Each entry must be reproduced precisely as it stands.

* TASK DATA:
---*---

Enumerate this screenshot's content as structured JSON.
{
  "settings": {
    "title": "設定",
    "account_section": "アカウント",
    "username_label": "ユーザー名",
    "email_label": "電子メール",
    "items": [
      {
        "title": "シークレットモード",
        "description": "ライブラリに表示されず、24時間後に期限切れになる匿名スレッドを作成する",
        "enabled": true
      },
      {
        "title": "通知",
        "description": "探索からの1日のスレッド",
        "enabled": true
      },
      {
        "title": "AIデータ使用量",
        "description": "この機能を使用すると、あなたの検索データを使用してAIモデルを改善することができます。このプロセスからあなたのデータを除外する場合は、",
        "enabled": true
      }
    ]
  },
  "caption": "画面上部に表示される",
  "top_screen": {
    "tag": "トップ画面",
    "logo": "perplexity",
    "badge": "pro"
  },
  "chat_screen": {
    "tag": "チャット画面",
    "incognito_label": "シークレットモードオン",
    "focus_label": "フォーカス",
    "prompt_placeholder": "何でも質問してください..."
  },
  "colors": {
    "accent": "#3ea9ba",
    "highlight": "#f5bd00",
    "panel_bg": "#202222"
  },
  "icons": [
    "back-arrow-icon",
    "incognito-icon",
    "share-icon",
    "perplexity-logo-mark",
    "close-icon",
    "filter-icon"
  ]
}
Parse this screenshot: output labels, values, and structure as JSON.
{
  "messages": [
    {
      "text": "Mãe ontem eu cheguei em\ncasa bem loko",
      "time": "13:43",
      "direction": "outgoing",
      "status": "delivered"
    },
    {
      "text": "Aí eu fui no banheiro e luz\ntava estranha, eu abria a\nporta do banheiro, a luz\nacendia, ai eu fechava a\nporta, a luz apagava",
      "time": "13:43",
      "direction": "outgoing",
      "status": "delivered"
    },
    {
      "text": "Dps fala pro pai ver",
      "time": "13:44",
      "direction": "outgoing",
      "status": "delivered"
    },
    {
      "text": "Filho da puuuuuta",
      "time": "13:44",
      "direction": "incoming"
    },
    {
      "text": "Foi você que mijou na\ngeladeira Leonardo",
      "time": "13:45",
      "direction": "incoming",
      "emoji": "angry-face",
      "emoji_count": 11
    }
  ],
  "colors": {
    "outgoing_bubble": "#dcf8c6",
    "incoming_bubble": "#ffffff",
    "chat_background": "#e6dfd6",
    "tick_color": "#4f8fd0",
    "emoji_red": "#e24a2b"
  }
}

---*---

* CORRECT RESULT:
Enumerate this screenshot's content as structured JSON.
{
  "settings": {
    "title": "設定",
    "account_section": "アカウント",
    "username_label": "ユーザー名",
    "email_label": "電子メール",
    "items": [
      {
        "title": "シークレットモード",
        "description": "ライブラリに表示されず、24時間後に期限切れになる匿名スレッドを作成する",
        "enabled": true
      },
      {
        "title": "通知",
        "description": "探索からの1日のスレッド",
        "enabled": true
      },
      {
        "title": "AIデータ使用量",
        "description": "この機能を使用すると、あなたの検索データを使用してAIモデルを改善することができます。このプロセスからあなたのデータを除外する場合は、",
        "enabled": true
      }
    ]
  },
  "caption": "画面上部に表示される",
  "top_screen": {
    "tag": "トップ画面",
    "logo": "perplexity",
    "badge": "pro"
  },
  "chat_screen": {
    "tag": "チャット画面",
    "incognito_label": "シークレットモードオン",
    "focus_label": "フォーカス",
    "prompt_placeholder": "何でも質問してください..."
  },
  "colors": {
    "accent": "#3ea9ba",
    "highlight": "#f5bd00",
    "panel_bg": "#202222"
  },
  "icons": [
    "back-arrow-icon",
    "incognito-icon",
    "share-icon",
    "perplexity-logo-mark",
    "close-icon",
    "filter-icon"
  ]
}
Parse this screenshot: output labels, values, and structure as JSON.
{
  "messages": [
    {
      "text": "Mãe ontem eu cheguei em\ncasa bem loko",
      "time": "13:43",
      "direction": "outgoing",
      "status": "delivered"
    },
    {
      "text": "Aí eu fui no banheiro e luz\ntava estranha, eu abria a\nporta do banheiro, a luz\nacendia, ai eu fechava a\nporta, a luz apagava",
      "time": "13:43",
      "direction": "outgoing",
      "status": "delivered"
    },
    {
      "text": "Dps fala pro pai ver",
      "time": "13:44",
      "direction": "outgoing",
      "status": "delivered"
    },
    {
      "text": "Filho da puuuuuta",
      "time": "13:44",
      "direction": "incoming"
    },
    {
      "text": "Foi você que mijou na\ngeladeira Leonardo",
      "time": "13:45",
      "direction": "incoming",
      "emoji": "angry-face",
      "emoji_count": 11
    }
  ],
  "colors": {
    "outgoing_bubble": "#dcf8c6",
    "incoming_bubble": "#ffffff",
    "chat_background": "#e6dfd6",
    "tick_color": "#4f8fd0",
    "emoji_red": "#e24a2b"
  }
}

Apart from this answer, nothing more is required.